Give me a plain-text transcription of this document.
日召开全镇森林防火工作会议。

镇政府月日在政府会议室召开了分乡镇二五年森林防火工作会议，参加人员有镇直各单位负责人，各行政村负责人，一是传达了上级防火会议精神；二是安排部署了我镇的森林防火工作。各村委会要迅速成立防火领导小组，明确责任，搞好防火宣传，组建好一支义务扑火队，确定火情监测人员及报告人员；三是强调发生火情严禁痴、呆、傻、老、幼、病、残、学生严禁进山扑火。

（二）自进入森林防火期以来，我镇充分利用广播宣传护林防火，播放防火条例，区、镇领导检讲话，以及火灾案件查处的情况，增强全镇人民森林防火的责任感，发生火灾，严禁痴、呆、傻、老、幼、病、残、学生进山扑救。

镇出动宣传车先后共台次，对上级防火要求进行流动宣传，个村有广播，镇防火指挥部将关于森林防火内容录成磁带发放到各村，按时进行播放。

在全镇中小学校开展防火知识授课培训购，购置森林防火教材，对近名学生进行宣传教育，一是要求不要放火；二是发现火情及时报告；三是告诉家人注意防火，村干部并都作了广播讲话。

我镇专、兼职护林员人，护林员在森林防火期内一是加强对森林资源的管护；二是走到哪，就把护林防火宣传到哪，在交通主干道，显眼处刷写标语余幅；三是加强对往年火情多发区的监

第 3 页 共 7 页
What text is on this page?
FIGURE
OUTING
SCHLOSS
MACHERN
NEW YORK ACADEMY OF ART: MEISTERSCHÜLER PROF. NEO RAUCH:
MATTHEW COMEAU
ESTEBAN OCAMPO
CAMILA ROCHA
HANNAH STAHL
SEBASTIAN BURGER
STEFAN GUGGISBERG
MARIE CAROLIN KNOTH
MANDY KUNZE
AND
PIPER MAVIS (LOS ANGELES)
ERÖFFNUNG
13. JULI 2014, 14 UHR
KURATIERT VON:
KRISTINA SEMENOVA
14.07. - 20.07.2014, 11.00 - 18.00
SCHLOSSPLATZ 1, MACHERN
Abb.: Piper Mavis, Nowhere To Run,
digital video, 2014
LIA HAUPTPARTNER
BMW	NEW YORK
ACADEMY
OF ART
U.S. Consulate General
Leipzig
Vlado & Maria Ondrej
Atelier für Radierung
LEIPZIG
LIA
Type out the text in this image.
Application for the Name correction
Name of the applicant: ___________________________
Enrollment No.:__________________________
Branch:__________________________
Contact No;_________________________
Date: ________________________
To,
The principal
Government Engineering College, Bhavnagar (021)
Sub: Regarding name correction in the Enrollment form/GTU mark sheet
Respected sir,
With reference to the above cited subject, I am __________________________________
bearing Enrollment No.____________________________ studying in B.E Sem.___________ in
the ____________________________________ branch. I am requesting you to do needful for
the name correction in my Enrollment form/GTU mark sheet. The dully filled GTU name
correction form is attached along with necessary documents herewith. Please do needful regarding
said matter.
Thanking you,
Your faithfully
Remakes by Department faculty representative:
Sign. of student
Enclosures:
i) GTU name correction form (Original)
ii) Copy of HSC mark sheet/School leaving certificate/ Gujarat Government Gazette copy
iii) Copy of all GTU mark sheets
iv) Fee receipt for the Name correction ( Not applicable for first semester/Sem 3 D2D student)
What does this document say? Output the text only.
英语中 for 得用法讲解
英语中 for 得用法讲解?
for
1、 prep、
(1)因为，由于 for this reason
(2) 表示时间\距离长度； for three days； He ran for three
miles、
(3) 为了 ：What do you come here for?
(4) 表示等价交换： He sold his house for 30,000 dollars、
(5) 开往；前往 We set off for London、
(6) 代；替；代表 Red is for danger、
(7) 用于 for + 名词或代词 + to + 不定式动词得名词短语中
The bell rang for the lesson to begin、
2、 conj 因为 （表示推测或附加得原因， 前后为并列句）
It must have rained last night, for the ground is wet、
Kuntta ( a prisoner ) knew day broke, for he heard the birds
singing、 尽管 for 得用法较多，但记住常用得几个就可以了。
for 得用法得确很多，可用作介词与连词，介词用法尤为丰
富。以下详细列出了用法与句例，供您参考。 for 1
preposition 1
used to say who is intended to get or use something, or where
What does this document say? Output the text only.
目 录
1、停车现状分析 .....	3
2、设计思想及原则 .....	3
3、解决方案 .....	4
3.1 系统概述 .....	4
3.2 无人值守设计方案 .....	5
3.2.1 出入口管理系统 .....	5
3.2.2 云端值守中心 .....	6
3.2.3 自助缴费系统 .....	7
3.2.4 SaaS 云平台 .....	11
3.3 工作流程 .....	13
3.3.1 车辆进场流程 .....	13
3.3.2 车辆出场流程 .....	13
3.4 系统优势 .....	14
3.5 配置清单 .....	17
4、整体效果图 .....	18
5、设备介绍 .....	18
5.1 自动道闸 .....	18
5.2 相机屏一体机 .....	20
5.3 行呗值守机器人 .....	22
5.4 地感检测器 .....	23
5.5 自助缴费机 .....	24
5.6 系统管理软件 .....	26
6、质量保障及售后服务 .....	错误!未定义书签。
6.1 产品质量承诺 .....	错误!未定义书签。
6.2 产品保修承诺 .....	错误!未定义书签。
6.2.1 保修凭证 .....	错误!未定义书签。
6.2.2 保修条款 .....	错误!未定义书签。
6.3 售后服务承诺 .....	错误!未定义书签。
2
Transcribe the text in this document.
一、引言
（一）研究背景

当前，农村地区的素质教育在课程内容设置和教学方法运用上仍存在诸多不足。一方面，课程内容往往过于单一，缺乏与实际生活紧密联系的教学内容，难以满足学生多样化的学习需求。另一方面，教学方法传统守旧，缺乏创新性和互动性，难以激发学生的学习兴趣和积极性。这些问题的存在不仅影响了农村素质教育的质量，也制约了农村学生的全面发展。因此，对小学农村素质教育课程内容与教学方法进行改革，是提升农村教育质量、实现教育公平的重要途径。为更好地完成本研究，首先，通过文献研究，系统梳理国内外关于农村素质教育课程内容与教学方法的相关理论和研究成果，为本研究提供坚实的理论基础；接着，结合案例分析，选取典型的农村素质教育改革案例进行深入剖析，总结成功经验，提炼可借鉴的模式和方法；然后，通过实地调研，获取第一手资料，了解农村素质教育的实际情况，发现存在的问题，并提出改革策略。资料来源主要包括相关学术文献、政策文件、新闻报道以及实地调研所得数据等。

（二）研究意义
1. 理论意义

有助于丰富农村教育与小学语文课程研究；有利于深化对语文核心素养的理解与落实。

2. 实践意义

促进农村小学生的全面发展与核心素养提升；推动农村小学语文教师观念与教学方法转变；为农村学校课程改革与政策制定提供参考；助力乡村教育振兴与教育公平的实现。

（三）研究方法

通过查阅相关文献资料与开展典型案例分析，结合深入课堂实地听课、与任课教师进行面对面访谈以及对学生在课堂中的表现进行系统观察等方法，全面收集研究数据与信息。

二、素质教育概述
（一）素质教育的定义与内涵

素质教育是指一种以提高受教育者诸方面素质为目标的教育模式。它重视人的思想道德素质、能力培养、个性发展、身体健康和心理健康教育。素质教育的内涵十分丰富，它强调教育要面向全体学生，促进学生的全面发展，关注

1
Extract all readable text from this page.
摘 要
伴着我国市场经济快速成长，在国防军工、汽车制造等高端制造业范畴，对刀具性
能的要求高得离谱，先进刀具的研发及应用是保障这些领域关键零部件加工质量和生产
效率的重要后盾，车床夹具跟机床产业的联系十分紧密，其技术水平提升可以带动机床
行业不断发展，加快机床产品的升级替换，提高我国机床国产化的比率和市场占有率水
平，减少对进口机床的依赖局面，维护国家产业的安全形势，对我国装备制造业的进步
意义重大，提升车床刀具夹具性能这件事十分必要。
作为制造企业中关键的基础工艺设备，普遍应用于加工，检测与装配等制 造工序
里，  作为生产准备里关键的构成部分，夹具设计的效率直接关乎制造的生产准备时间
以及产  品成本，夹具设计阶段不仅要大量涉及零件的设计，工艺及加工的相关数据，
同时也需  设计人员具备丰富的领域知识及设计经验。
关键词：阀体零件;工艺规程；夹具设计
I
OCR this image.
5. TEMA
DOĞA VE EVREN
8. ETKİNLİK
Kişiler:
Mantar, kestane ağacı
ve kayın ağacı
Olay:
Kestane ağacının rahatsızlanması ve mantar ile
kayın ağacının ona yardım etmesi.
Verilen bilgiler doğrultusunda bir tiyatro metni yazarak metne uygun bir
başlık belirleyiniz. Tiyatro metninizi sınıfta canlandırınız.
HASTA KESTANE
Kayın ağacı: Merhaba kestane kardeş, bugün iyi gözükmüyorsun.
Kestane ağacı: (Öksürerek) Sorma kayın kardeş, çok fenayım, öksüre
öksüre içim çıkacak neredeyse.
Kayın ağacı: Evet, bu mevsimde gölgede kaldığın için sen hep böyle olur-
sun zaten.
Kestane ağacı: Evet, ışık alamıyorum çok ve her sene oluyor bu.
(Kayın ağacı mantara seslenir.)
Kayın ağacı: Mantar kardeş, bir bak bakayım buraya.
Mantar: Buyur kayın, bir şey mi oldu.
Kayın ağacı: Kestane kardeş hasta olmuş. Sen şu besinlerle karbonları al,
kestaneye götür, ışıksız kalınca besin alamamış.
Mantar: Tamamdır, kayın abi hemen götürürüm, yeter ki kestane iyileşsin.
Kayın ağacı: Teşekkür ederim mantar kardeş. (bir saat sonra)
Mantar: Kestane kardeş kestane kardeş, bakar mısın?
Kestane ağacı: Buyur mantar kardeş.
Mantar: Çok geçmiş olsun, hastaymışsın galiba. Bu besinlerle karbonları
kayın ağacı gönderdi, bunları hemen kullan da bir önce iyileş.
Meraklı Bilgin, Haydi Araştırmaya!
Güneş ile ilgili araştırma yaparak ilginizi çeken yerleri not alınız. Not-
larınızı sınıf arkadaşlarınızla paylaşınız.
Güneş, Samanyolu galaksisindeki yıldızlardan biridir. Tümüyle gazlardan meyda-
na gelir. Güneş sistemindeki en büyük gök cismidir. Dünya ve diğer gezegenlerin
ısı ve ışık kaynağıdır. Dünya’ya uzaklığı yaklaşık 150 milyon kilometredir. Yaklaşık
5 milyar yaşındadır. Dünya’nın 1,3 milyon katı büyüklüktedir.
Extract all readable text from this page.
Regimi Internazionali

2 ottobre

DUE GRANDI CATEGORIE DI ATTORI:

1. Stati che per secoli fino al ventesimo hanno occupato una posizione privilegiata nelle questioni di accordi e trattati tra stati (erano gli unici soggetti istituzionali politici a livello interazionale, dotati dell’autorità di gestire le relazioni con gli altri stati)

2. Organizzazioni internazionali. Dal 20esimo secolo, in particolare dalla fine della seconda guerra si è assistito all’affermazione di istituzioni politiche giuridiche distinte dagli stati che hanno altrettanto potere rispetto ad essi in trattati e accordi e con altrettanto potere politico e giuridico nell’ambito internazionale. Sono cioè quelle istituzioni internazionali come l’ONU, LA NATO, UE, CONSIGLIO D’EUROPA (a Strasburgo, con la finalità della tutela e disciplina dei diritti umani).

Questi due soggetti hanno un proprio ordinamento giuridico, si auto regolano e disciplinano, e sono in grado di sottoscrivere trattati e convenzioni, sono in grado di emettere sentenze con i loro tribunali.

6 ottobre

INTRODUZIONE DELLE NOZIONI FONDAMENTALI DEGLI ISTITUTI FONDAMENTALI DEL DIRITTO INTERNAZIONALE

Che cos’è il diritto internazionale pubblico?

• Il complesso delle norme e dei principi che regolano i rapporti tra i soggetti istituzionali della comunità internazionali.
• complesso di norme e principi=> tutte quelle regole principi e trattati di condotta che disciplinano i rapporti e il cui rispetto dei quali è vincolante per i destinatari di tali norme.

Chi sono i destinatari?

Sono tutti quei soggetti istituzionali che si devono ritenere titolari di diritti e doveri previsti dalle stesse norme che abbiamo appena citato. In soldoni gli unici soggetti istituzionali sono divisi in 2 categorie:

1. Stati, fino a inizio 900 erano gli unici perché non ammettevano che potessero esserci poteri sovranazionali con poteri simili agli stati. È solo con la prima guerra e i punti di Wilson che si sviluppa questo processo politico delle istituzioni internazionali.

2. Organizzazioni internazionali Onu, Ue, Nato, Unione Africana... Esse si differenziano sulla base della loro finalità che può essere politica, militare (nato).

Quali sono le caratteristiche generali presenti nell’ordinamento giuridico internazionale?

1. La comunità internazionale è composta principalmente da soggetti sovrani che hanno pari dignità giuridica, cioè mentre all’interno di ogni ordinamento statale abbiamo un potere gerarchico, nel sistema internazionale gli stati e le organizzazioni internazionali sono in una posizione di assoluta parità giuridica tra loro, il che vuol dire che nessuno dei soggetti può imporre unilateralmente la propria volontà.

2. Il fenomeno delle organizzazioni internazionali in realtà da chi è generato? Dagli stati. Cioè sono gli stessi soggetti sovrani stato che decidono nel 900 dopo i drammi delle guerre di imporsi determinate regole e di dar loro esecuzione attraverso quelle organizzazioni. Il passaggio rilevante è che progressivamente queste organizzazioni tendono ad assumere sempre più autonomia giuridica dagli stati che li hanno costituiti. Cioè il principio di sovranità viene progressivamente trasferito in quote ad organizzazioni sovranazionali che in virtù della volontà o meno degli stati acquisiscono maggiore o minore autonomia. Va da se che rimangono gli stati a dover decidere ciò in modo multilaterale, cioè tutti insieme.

================

AIM OF THE EXERCISE:
Scan the material for lines with the word "What", and copy each line you find.

RESPONSE:
What text is on this page?
What does this document say? Output the text only.
(3) 为了 ：What do you come here for?
What does this document say? Output the text only.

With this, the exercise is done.